[BEGIN Supplied records]

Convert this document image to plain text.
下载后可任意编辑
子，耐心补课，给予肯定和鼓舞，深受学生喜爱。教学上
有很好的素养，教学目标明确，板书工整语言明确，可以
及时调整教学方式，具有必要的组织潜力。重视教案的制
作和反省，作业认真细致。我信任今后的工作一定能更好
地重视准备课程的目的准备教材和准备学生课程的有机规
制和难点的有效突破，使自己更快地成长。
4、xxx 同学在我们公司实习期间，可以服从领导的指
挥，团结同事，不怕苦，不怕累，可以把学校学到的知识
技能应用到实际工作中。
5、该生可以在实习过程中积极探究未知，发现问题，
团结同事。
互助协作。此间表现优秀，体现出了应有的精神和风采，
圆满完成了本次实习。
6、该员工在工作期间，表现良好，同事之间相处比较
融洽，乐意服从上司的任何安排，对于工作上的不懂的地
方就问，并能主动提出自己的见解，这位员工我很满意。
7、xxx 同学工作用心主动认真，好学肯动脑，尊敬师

[END Supplied records]

• [Short task]:
Quote the data above in full, changing nothing.

• [The solution]:
Convert this document image to plain text.
下载后可任意编辑
子，耐心补课，给予肯定和鼓舞，深受学生喜爱。教学上
有很好的素养，教学目标明确，板书工整语言明确，可以
及时调整教学方式，具有必要的组织潜力。重视教案的制
作和反省，作业认真细致。我信任今后的工作一定能更好
地重视准备课程的目的准备教材和准备学生课程的有机规
制和难点的有效突破，使自己更快地成长。
4、xxx 同学在我们公司实习期间，可以服从领导的指
挥，团结同事，不怕苦，不怕累，可以把学校学到的知识
技能应用到实际工作中。
5、该生可以在实习过程中积极探究未知，发现问题，
团结同事。
互助协作。此间表现优秀，体现出了应有的精神和风采，
圆满完成了本次实习。
6、该员工在工作期间，表现良好，同事之间相处比较
融洽，乐意服从上司的任何安排，对于工作上的不懂的地
方就问，并能主动提出自己的见解，这位员工我很满意。
7、xxx 同学工作用心主动认真，好学肯动脑，尊敬师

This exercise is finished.